[Given data]:
-*-*-
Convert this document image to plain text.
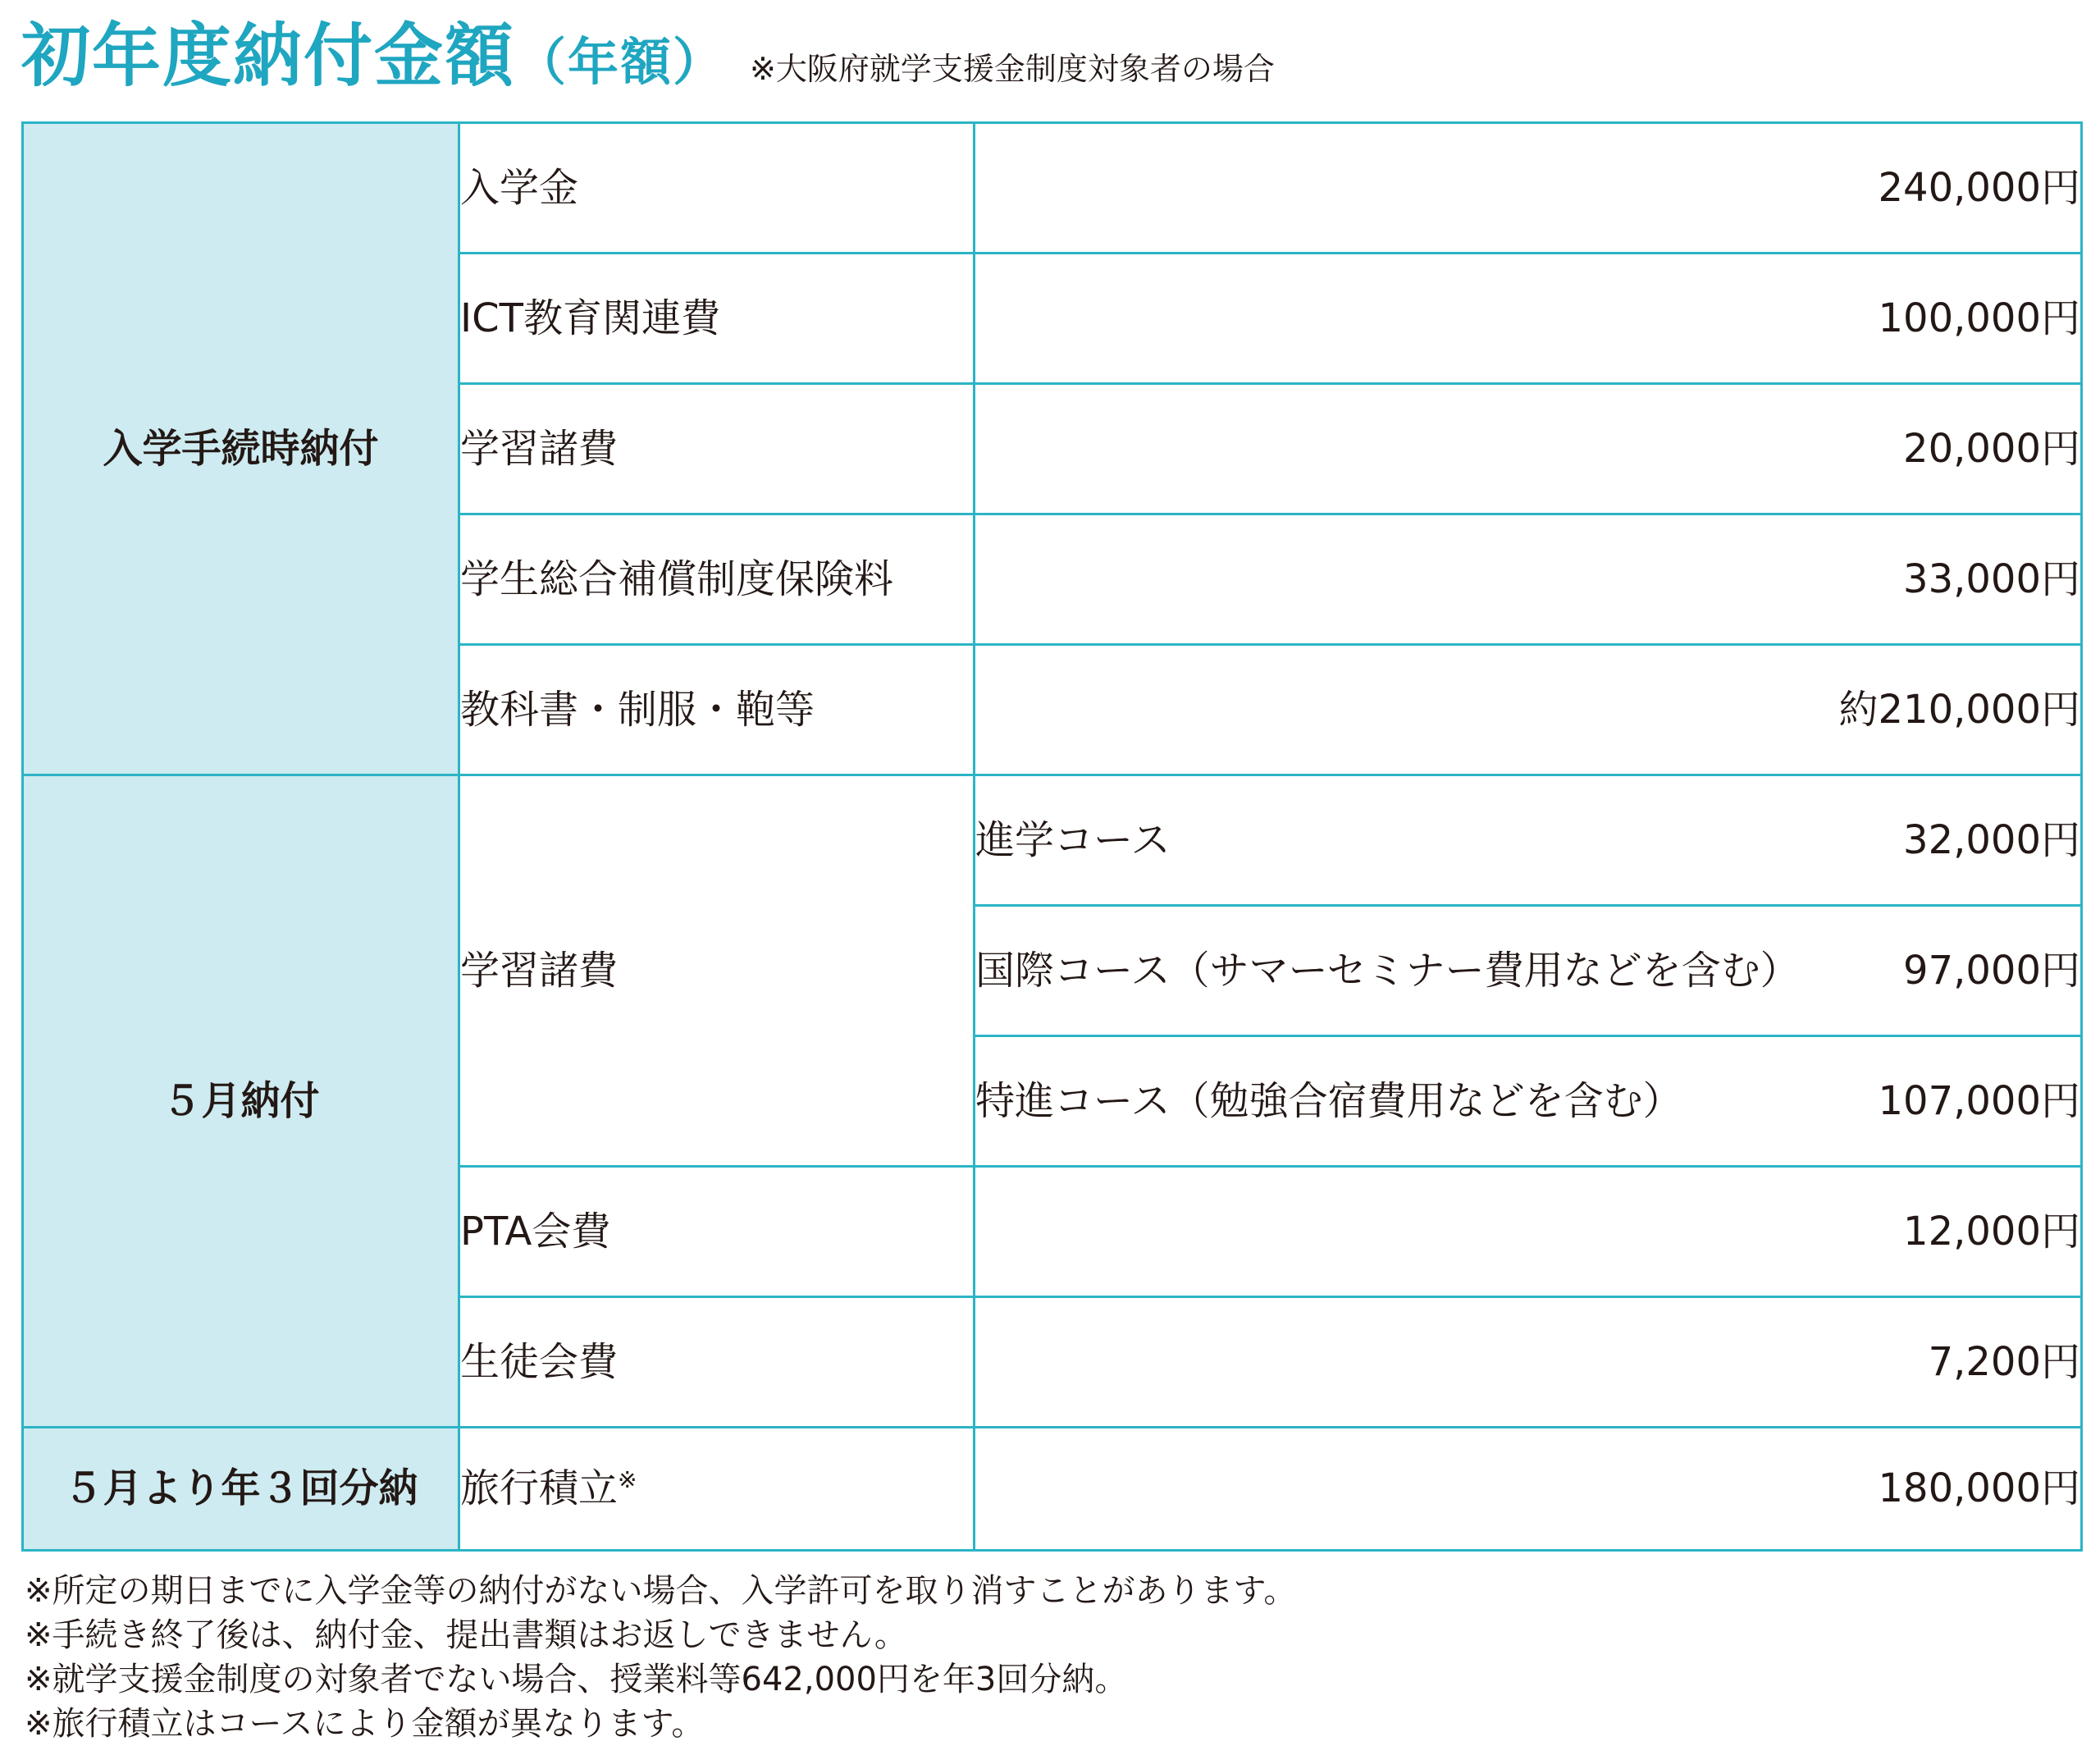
初年度納付金額（年額） ※大阪府就学支援金制度対象者の場合
入学手続時納付	入学金	240,000円
	ICT教育関連費	100,000円
	学習諸費	20,000円
	学生総合補償制度保険料	33,000円
	教科書・制服・鞄等	約210,000円
５月納付	学習諸費	進学コース 32,000円

		国際コース（サマーセミナー費用などを含む） 97,000円

		特進コース（勉強合宿費用などを含む） 107,000円

	PTA会費	12,000円
	生徒会費	7,200円
５月より年３回分納	旅行積立※	180,000円
※所定の期日までに入学金等の納付がない場合、入学許可を取り消すことがあります。
※手続き終了後は、納付金、提出書類はお返しできません。
※就学支援金制度の対象者でない場合、授業料等642,000円を年3回分納。
※旅行積立はコースにより金額が異なります。
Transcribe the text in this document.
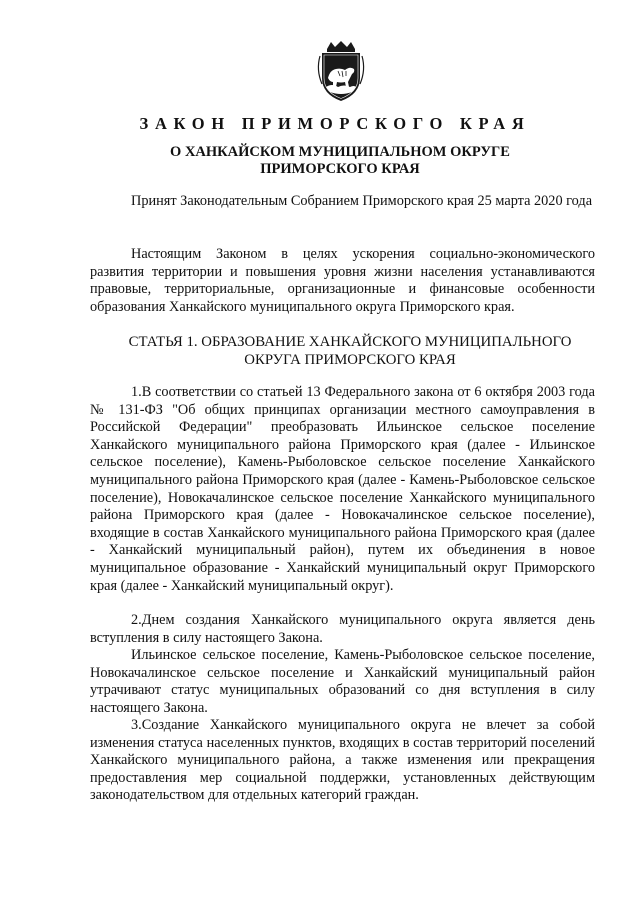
ЗАКОН ПРИМОРСКОГО КРАЯ
О ХАНКАЙСКОМ МУНИЦИПАЛЬНОМ ОКРУГЕ ПРИМОРСКОГО КРАЯ

Принят Законодательным Собранием Приморского края 25 марта 2020 года

Настоящим Законом в целях ускорения социально-экономического развития территории и повышения уровня жизни населения устанавливаются правовые, территориальные, организационные и финансовые особенности образования Ханкайского муниципального округа Приморского края.

СТАТЬЯ 1. ОБРАЗОВАНИЕ ХАНКАЙСКОГО МУНИЦИПАЛЬНОГО
ОКРУГА ПРИМОРСКОГО КРАЯ

1.В соответствии со статьей 13 Федерального закона от 6 октября 2003 года № 131-ФЗ "Об общих принципах организации местного самоуправления в Российской Федерации" преобразовать Ильинское сельское поселение Ханкайского муниципального района Приморского края (далее - Ильинское сельское поселение), Камень-Рыболовское сельское поселение Ханкайского муниципального района Приморского края (далее - Камень-Рыболовское сельское поселение), Новокачалинское сельское поселение Ханкайского муниципального района Приморского края (далее - Новокачалинское сельское поселение), входящие в состав Ханкайского муниципального района Приморского края (далее - Ханкайский муниципальный район), путем их объединения в новое муниципальное образование - Ханкайский муниципальный округ Приморского края (далее - Ханкайский муниципальный округ).

2.Днем создания Ханкайского муниципального округа является день вступления в силу настоящего Закона.

Ильинское сельское поселение, Камень-Рыболовское сельское поселение, Новокачалинское сельское поселение и Ханкайский муниципальный район утрачивают статус муниципальных образований со дня вступления в силу настоящего Закона.

3.Создание Ханкайского муниципального округа не влечет за собой изменения статуса населенных пунктов, входящих в состав территорий поселений Ханкайского муниципального района, а также изменения или прекращения предоставления мер социальной поддержки, установленных действующим законодательством для отдельных категорий граждан.
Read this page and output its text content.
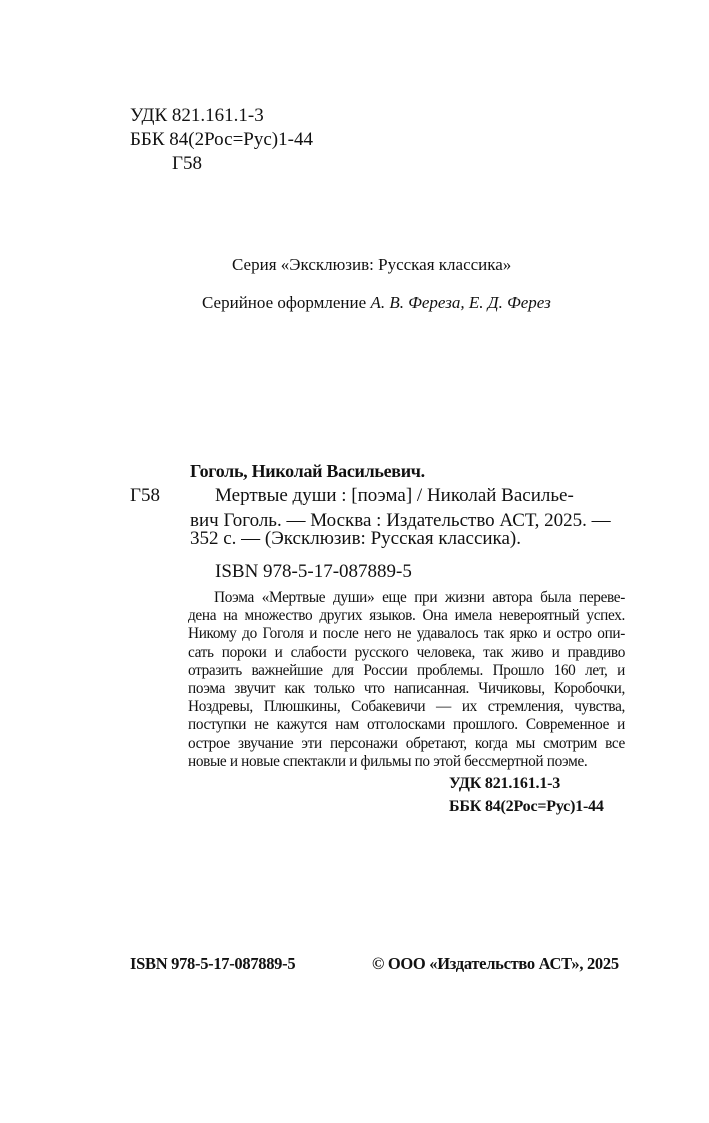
УДК 821.161.1-3
ББК 84(2Рос=Рус)1-44
Г58
Серия «Эксклюзив: Русская классика»
Серийное оформление А. В. Фереза, Е. Д. Ферез
Гоголь, Николай Васильевич.
Г58	Мертвые души : [поэма] / Николай Василье-
вич Гоголь. — Москва : Издательство АСТ, 2025. —
352 с. — (Эксклюзив: Русская классика).
ISBN 978-5-17-087889-5
Поэма «Мертвые души» еще при жизни автора была переве-
дена на множество других языков. Она имела невероятный успех.
Никому до Гоголя и после него не удавалось так ярко и остро опи-
сать пороки и слабости русского человека, так живо и правдиво
отразить важнейшие для России проблемы. Прошло 160 лет, и
поэма звучит как только что написанная. Чичиковы, Коробочки,
Ноздревы, Плюшкины, Собакевичи — их стремления, чувства,
поступки не кажутся нам отголосками прошлого. Современное и
острое звучание эти персонажи обретают, когда мы смотрим все
новые и новые спектакли и фильмы по этой бессмертной поэме.
УДК 821.161.1-3
ББК 84(2Рос=Рус)1-44
ISBN 978-5-17-087889-5	© ООО «Издательство АСТ», 2025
-*-*-
In the records above, locate the lines holding the word "Издательство". Copy each of them.

[The response]:
вич Гоголь. — Москва : Издательство АСТ, 2025. —
ISBN 978-5-17-087889-5	© ООО «Издательство АСТ», 2025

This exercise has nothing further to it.